### Given records
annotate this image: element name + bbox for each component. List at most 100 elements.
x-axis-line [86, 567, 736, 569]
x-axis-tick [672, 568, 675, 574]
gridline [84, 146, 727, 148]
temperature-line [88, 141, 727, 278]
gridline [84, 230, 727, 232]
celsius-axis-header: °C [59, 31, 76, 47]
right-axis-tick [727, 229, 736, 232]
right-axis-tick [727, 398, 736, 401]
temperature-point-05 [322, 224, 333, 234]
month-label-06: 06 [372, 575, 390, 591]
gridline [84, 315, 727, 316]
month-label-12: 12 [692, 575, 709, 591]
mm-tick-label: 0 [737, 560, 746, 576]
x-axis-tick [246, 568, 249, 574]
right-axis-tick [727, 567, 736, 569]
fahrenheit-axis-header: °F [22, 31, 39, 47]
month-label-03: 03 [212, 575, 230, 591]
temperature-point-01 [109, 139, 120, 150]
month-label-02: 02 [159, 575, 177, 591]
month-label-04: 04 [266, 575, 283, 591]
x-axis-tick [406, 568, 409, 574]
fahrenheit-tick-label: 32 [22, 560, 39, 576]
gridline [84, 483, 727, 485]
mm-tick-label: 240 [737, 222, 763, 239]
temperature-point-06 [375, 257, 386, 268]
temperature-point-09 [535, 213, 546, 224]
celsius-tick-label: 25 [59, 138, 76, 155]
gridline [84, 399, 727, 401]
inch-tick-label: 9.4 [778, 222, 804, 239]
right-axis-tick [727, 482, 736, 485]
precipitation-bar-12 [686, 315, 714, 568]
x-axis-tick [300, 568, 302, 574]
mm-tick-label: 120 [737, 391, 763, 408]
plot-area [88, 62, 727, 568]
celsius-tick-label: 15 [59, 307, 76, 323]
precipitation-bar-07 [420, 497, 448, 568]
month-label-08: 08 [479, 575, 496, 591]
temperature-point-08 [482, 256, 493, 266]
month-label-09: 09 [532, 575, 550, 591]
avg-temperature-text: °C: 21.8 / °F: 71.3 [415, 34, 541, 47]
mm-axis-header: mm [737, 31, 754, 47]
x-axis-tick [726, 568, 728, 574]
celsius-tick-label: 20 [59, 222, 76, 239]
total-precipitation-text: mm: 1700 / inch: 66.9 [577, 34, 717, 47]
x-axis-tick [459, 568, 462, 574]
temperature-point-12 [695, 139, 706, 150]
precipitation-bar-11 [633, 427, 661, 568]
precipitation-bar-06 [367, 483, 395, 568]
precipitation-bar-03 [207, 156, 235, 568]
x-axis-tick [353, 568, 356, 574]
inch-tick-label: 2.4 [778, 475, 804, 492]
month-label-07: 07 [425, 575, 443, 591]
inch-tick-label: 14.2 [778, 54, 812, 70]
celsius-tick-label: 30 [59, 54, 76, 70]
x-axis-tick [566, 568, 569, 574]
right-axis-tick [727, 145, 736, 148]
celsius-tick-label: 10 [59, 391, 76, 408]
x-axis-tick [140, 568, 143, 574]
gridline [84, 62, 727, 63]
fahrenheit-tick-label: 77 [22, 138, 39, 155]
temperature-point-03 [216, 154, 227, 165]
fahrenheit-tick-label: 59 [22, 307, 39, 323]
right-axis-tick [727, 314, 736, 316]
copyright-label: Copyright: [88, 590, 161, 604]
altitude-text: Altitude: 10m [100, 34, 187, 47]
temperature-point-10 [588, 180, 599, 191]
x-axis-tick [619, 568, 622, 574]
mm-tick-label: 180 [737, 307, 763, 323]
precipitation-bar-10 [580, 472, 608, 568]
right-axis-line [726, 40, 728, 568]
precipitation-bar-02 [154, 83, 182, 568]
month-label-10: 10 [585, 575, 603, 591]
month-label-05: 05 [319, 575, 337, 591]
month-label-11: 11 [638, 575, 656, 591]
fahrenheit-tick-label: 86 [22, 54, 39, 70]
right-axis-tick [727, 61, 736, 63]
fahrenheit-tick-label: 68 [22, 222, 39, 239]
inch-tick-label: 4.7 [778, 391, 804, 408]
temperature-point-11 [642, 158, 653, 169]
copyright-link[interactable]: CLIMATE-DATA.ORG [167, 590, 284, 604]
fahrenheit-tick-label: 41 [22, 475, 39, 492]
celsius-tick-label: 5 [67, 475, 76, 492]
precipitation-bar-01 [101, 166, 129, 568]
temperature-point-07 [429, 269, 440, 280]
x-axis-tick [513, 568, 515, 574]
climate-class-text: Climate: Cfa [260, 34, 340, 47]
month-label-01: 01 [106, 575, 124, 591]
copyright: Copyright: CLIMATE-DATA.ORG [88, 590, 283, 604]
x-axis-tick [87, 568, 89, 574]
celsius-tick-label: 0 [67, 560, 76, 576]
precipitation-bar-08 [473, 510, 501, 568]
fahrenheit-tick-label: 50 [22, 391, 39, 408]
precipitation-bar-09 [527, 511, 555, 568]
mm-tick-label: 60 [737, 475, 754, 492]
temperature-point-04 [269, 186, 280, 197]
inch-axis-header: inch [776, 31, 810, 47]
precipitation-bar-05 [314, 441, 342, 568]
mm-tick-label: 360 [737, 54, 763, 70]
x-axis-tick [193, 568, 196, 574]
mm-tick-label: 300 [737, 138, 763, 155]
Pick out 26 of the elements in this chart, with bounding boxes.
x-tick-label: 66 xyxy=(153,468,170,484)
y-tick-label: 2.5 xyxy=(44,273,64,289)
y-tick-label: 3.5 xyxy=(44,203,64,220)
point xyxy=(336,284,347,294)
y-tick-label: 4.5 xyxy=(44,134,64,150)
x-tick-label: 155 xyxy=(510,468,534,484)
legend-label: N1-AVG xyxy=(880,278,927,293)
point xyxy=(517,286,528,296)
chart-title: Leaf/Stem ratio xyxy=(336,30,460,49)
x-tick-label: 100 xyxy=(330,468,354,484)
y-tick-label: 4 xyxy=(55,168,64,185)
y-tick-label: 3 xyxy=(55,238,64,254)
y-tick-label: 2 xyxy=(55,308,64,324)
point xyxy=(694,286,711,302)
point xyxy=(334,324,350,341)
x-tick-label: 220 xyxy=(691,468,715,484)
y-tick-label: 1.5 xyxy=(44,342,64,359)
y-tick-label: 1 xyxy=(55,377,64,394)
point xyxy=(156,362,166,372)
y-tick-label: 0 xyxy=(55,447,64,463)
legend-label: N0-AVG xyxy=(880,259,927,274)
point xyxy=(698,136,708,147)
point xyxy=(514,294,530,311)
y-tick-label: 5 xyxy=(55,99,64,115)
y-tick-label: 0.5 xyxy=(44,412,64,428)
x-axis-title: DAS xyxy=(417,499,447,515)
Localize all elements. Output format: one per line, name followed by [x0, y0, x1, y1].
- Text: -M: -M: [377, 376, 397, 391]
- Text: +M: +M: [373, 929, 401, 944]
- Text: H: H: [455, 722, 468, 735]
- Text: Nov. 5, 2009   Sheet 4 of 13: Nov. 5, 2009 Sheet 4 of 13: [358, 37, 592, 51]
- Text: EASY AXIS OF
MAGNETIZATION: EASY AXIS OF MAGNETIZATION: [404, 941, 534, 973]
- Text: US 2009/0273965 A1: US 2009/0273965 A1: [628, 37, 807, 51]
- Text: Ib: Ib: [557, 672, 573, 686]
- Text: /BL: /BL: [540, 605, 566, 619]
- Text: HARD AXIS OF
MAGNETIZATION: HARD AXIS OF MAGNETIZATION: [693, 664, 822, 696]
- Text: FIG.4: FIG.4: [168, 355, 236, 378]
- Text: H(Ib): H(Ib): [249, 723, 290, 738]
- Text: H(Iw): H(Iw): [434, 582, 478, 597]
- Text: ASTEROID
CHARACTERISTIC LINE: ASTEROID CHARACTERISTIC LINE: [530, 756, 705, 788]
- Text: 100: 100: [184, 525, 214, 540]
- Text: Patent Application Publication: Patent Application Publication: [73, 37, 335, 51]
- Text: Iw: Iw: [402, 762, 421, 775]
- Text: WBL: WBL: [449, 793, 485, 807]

### What needs to be done
Turn the stretch from the first line of the rows above through the line containing "gridline [84, 315, 727, 316]", both ends included, into a JSON list of strings, one string per line. Leave out any blank lines.

### Complete output
[
  "annotate this image: element name + bbox for each component. List at most 100 elements.",
  "x-axis-line [86, 567, 736, 569]",
  "x-axis-tick [672, 568, 675, 574]",
  "gridline [84, 146, 727, 148]",
  "temperature-line [88, 141, 727, 278]",
  "gridline [84, 230, 727, 232]",
  "celsius-axis-header: °C [59, 31, 76, 47]",
  "right-axis-tick [727, 229, 736, 232]",
  "right-axis-tick [727, 398, 736, 401]",
  "temperature-point-05 [322, 224, 333, 234]",
  "month-label-06: 06 [372, 575, 390, 591]",
  "gridline [84, 315, 727, 316]"
]